* _Short exercise_
Omit every picture and write out the rest of the records exactly.

>> Start Excerpted data

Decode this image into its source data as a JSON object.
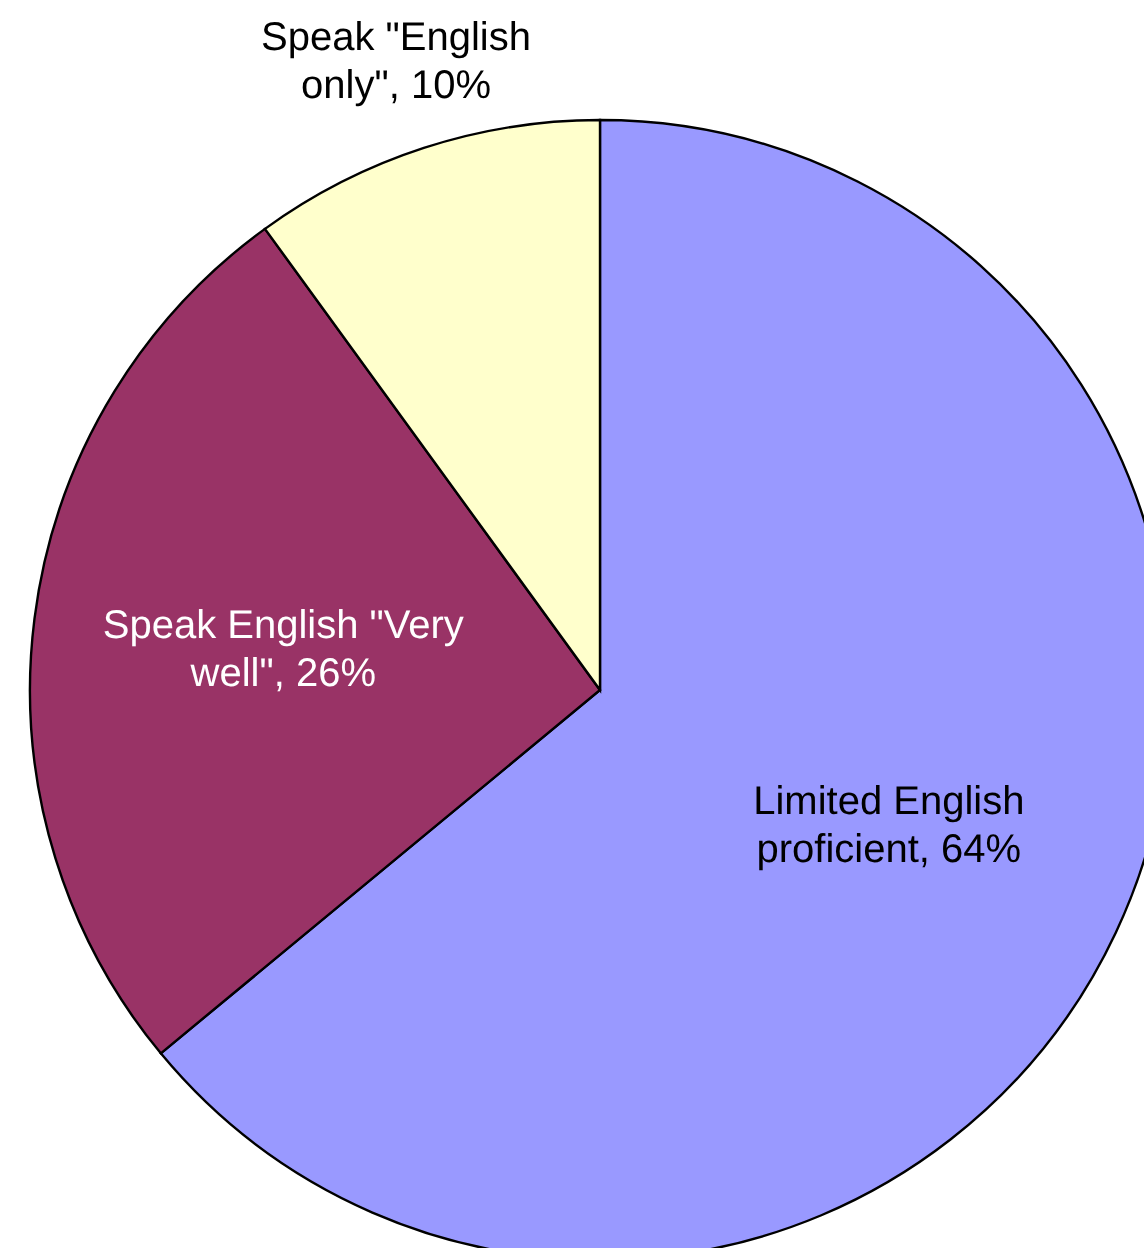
{
  "chart_data": {
    "type": "pie",
    "categories": [
      "Limited English proficient",
      "Speak English \"Very well\"",
      "Speak \"English only\""
    ],
    "values": [
      64,
      26,
      10
    ],
    "colors": [
      "#9999ff",
      "#993366",
      "#ffffcc"
    ],
    "value_labels": [
      ", 64%",
      ", 26%",
      ", 10%"
    ]
  }
}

>> End Excerpted data

* _Worked solution_
Decode this image into its source data as a JSON object.
{
  "chart_data": {
    "type": "pie",
    "categories": [
      "Limited English proficient",
      "Speak English \"Very well\"",
      "Speak \"English only\""
    ],
    "values": [
      64,
      26,
      10
    ],
    "colors": [
      "#9999ff",
      "#993366",
      "#ffffcc"
    ],
    "value_labels": [
      ", 64%",
      ", 26%",
      ", 10%"
    ]
  }
}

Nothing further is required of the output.